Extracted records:
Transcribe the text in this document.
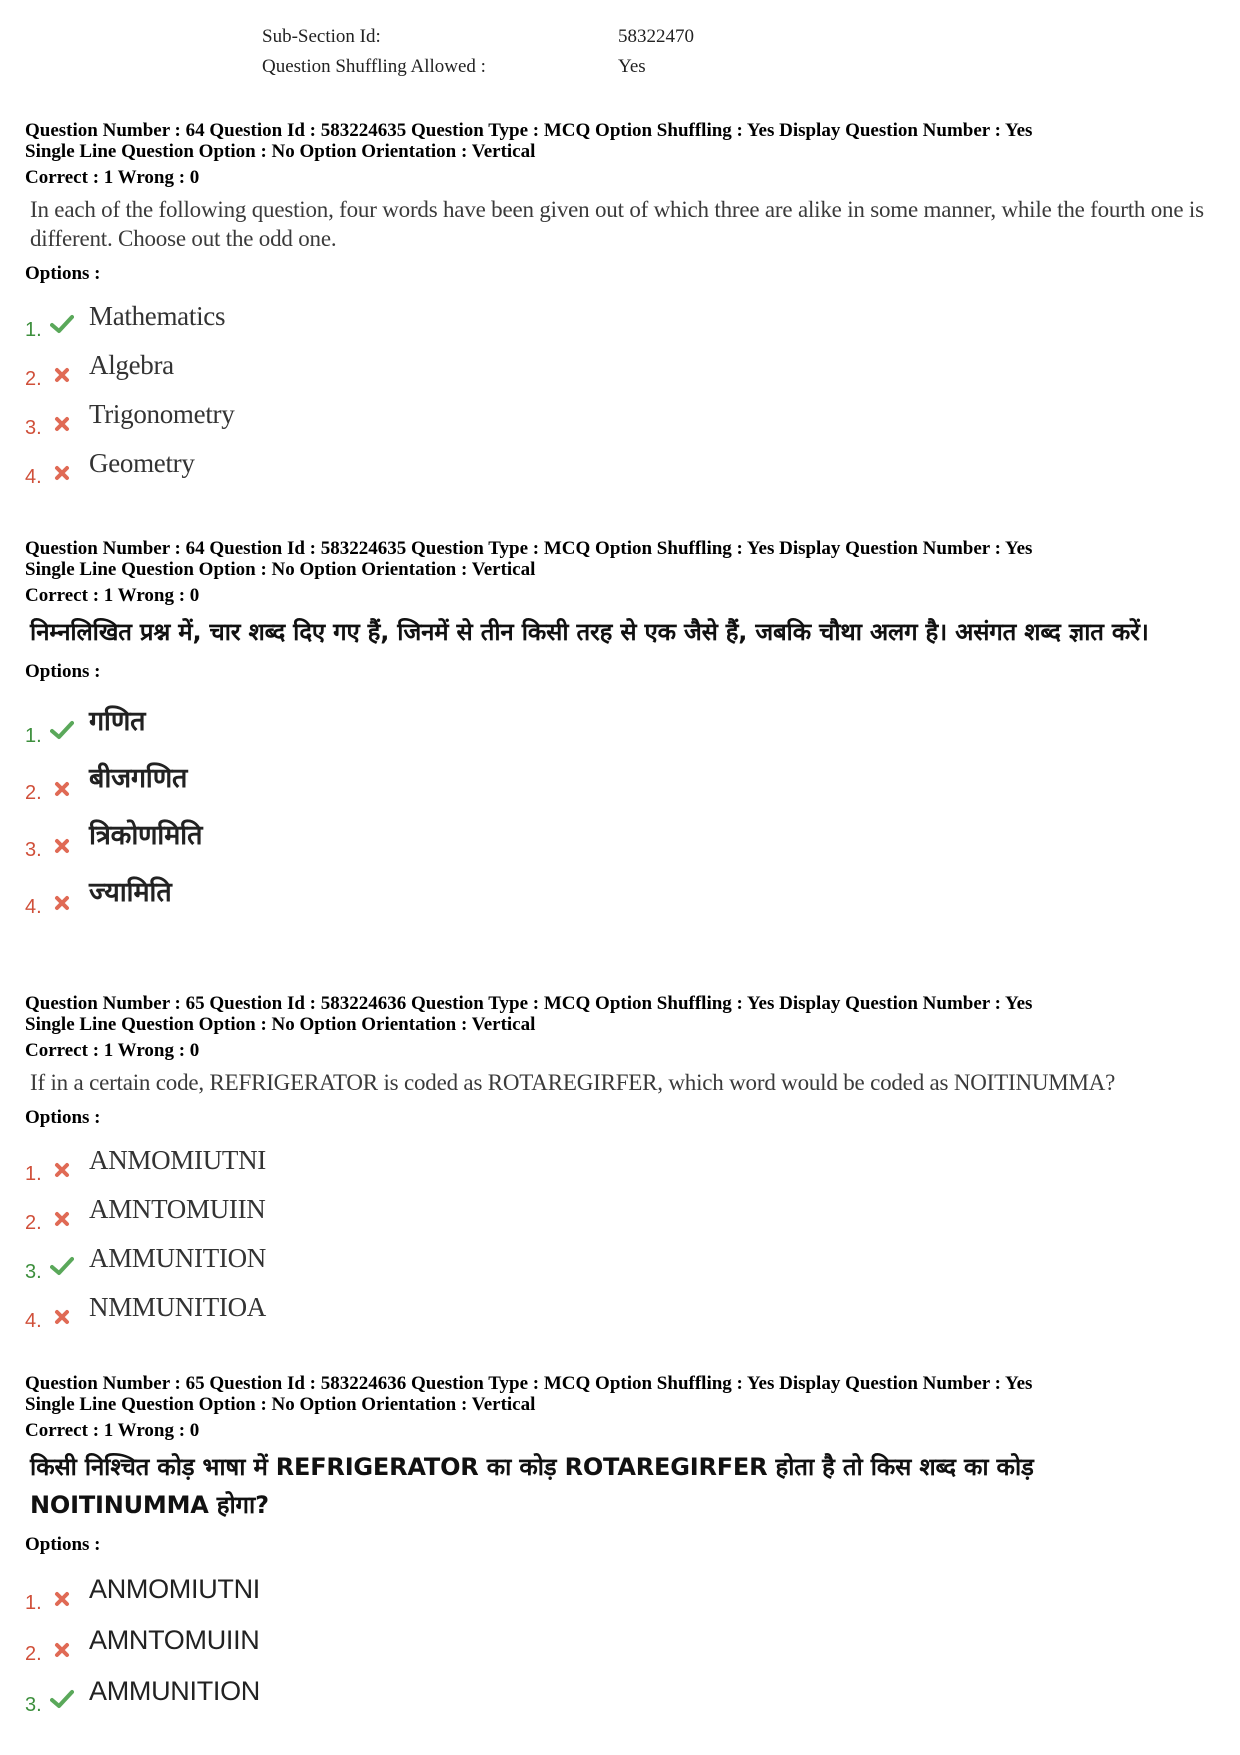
Sub-Section Id:	58322470
Question Shuffling Allowed :	Yes
Question Number : 64 Question Id : 583224635 Question Type : MCQ Option Shuffling : Yes Display Question Number : Yes
Single Line Question Option : No Option Orientation : Vertical
Correct : 1 Wrong : 0
In each of the following question, four words have been given out of which three are alike in some manner, while the fourth one is different. Choose out the odd one.
Options :
1. Mathematics
2. Algebra
3. Trigonometry
4. Geometry
Question Number : 64 Question Id : 583224635 Question Type : MCQ Option Shuffling : Yes Display Question Number : Yes
Single Line Question Option : No Option Orientation : Vertical
Correct : 1 Wrong : 0
निम्नलिखित प्रश्न में, चार शब्द दिए गए हैं, जिनमें से तीन किसी तरह से एक जैसे हैं, जबकि चौथा अलग है। असंगत शब्द ज्ञात करें।
Options :
1. गणित
2. बीजगणित
3. त्रिकोणमिति
4. ज्यामिति
Question Number : 65 Question Id : 583224636 Question Type : MCQ Option Shuffling : Yes Display Question Number : Yes
Single Line Question Option : No Option Orientation : Vertical
Correct : 1 Wrong : 0
If in a certain code, REFRIGERATOR is coded as ROTAREGIRFER, which word would be coded as NOITINUMMA?
Options :
1. ANMOMIUTNI
2. AMNTOMUIIN
3. AMMUNITION
4. NMMUNITIOA
Question Number : 65 Question Id : 583224636 Question Type : MCQ Option Shuffling : Yes Display Question Number : Yes
Single Line Question Option : No Option Orientation : Vertical
Correct : 1 Wrong : 0
किसी निश्चित कोड़ भाषा में REFRIGERATOR का कोड़ ROTAREGIRFER होता है तो किस शब्द का कोड़ NOITINUMMA होगा?
Options :
1. ANMOMIUTNI
2. AMNTOMUIIN
3. AMMUNITION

Job ::
Reproduce each line exactly as it appears, omitting the pictures.

Final answer ::
Transcribe the text in this document.
Sub-Section Id:	58322470
Question Shuffling Allowed :	Yes
Question Number : 64 Question Id : 583224635 Question Type : MCQ Option Shuffling : Yes Display Question Number : Yes
Single Line Question Option : No Option Orientation : Vertical
Correct : 1 Wrong : 0
In each of the following question, four words have been given out of which three are alike in some manner, while the fourth one is different. Choose out the odd one.
Options :
1. Mathematics
2. Algebra
3. Trigonometry
4. Geometry
Question Number : 64 Question Id : 583224635 Question Type : MCQ Option Shuffling : Yes Display Question Number : Yes
Single Line Question Option : No Option Orientation : Vertical
Correct : 1 Wrong : 0
निम्नलिखित प्रश्न में, चार शब्द दिए गए हैं, जिनमें से तीन किसी तरह से एक जैसे हैं, जबकि चौथा अलग है। असंगत शब्द ज्ञात करें।
Options :
1. गणित
2. बीजगणित
3. त्रिकोणमिति
4. ज्यामिति
Question Number : 65 Question Id : 583224636 Question Type : MCQ Option Shuffling : Yes Display Question Number : Yes
Single Line Question Option : No Option Orientation : Vertical
Correct : 1 Wrong : 0
If in a certain code, REFRIGERATOR is coded as ROTAREGIRFER, which word would be coded as NOITINUMMA?
Options :
1. ANMOMIUTNI
2. AMNTOMUIIN
3. AMMUNITION
4. NMMUNITIOA
Question Number : 65 Question Id : 583224636 Question Type : MCQ Option Shuffling : Yes Display Question Number : Yes
Single Line Question Option : No Option Orientation : Vertical
Correct : 1 Wrong : 0
किसी निश्चित कोड़ भाषा में REFRIGERATOR का कोड़ ROTAREGIRFER होता है तो किस शब्द का कोड़ NOITINUMMA होगा?
Options :
1. ANMOMIUTNI
2. AMNTOMUIIN
3. AMMUNITION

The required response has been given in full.